** begin Document section **

China’s luxury shoppers turn to outlet centres for a few bargains
SHANGHAI, May 20 — With China remaining firmly on track to become the world’s largest market for luxury goods, high-end brands are increasingly looking for ways and means to reach this massive, label-hungry consumer base.
And the latest trend to hit the country is the outlet centre, a concept that has its origins in the United States over a century ago and was first seen as a way to fill up empty space and to move leftover stock.
Not so today. The very latest in styles from the likes of Versace, Burberry, Prada and Zegna can be found among around 160 stores in the 60,000 square meter Florentia Village , situated in the rapidly growing town of Wuqing, round halfway between the Chinese capital Beijing and the sprawling “second tier’ city of Tianjin.
Such outlet centres cut out the middle man and allow the brands to sell direct to the consumer, with discounts beginning at around 30 per cent and sometimes reaching as much as 80 per cent.

** end Document section **
** begin Excerpted records **

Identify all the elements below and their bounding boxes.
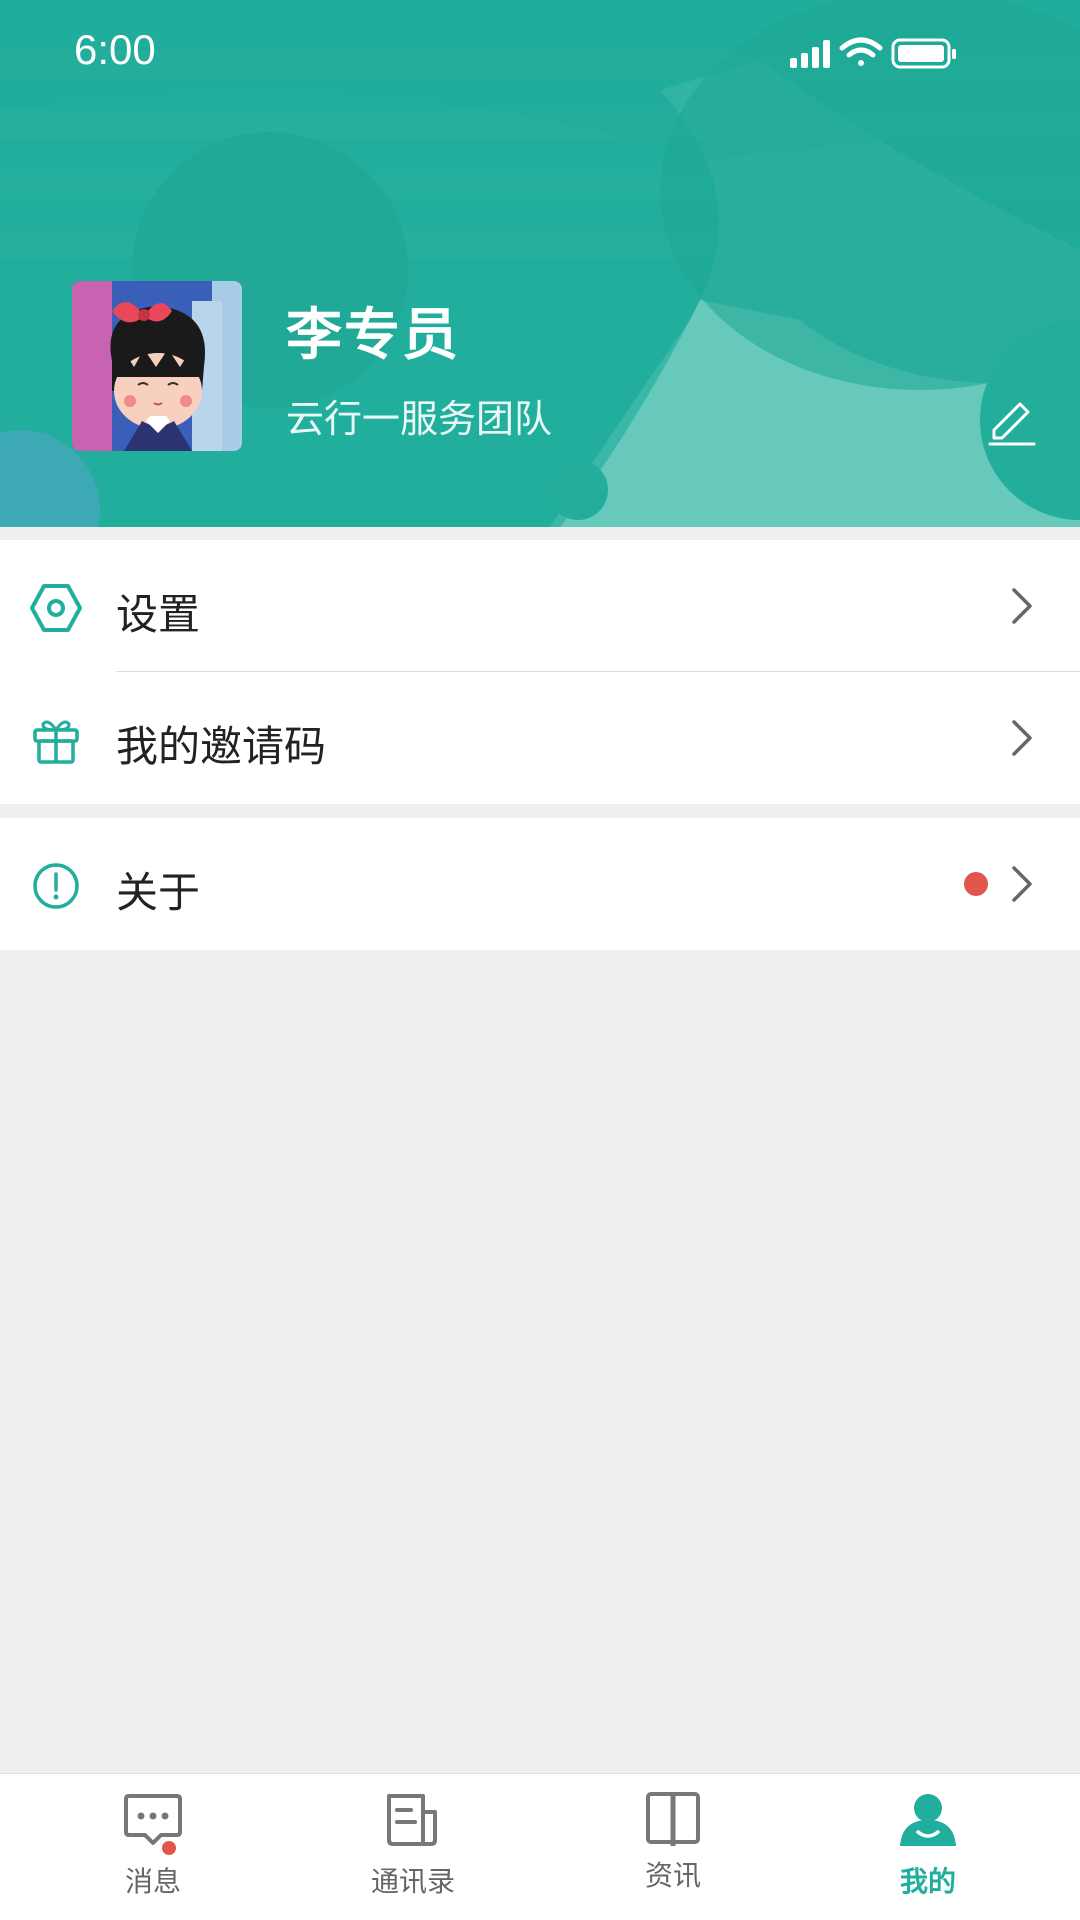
status-bar: 6:00 bbox=[0, 0, 1080, 106]
person-icon bbox=[900, 1794, 956, 1846]
tab-messages[interactable]: 消息 bbox=[18, 1774, 288, 1920]
tab-me[interactable]: 我的 bbox=[793, 1774, 1063, 1920]
settings-label: 设置 bbox=[116, 590, 201, 639]
pencil-icon bbox=[988, 402, 1036, 446]
book-icon bbox=[646, 1792, 700, 1846]
invite-code-item[interactable]: 我的邀请码 bbox=[0, 672, 1080, 804]
tab-bar: 消息 通讯录 资讯 我的 bbox=[0, 1773, 1080, 1920]
settings-icon bbox=[30, 584, 82, 632]
status-time: 6:00 bbox=[74, 26, 156, 73]
tab-news-label: 资讯 bbox=[644, 1859, 701, 1892]
signal-icon bbox=[790, 40, 830, 68]
battery-icon bbox=[891, 38, 956, 69]
avatar-image bbox=[72, 281, 242, 451]
menu-section-main: 设置 我的邀请码 bbox=[0, 540, 1080, 804]
about-update-badge bbox=[964, 872, 988, 896]
tab-contacts-label: 通讯录 bbox=[370, 1865, 455, 1898]
wifi-icon bbox=[839, 37, 883, 66]
chevron-right-icon bbox=[1012, 588, 1032, 624]
messages-unread-badge bbox=[162, 1841, 176, 1855]
settings-item[interactable]: 设置 bbox=[0, 540, 1080, 672]
profile-header: 6:00 李专员 云行一服务团队 bbox=[0, 0, 1080, 527]
chevron-right-icon bbox=[1012, 720, 1032, 756]
about-label: 关于 bbox=[116, 868, 201, 917]
avatar[interactable] bbox=[72, 281, 242, 451]
tab-me-label: 我的 bbox=[899, 1865, 956, 1898]
tab-messages-label: 消息 bbox=[124, 1865, 181, 1898]
info-icon bbox=[33, 863, 79, 909]
chevron-right-icon bbox=[1012, 866, 1032, 902]
profile-screen: 6:00 李专员 云行一服务团队 设置 我的邀请码 关于 消息 通讯录 资讯 我… bbox=[0, 0, 1080, 1920]
gift-icon bbox=[33, 720, 79, 764]
invite-code-label: 我的邀请码 bbox=[116, 722, 327, 771]
status-icons bbox=[790, 37, 956, 69]
about-item[interactable]: 关于 bbox=[0, 818, 1080, 950]
menu-section-about: 关于 bbox=[0, 818, 1080, 950]
contacts-icon bbox=[387, 1794, 437, 1846]
user-team: 云行一服务团队 bbox=[286, 397, 553, 441]
user-name: 李专员 bbox=[286, 303, 460, 368]
tab-news[interactable]: 资讯 bbox=[538, 1774, 808, 1920]
edit-profile-button[interactable] bbox=[984, 392, 1040, 448]
tab-contacts[interactable]: 通讯录 bbox=[278, 1774, 548, 1920]
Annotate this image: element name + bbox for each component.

** end Excerpted records **

*Problems and tasks:*
• 1. In the luxury outlet article, what discount range do outlet centres offer?
• 2. Please retype the luxury outlet article from "And the latest" to "move leftover stock.".

*Solutions to each task:*
• 1. Discounts begin at around 30 per cent and sometimes reach as much as 80 per cent.

• 2.
And the latest trend to hit the country is the outlet centre, a concept that has its origins in the United States over a century ago and was first seen as a way to fill up empty space and to move leftover stock.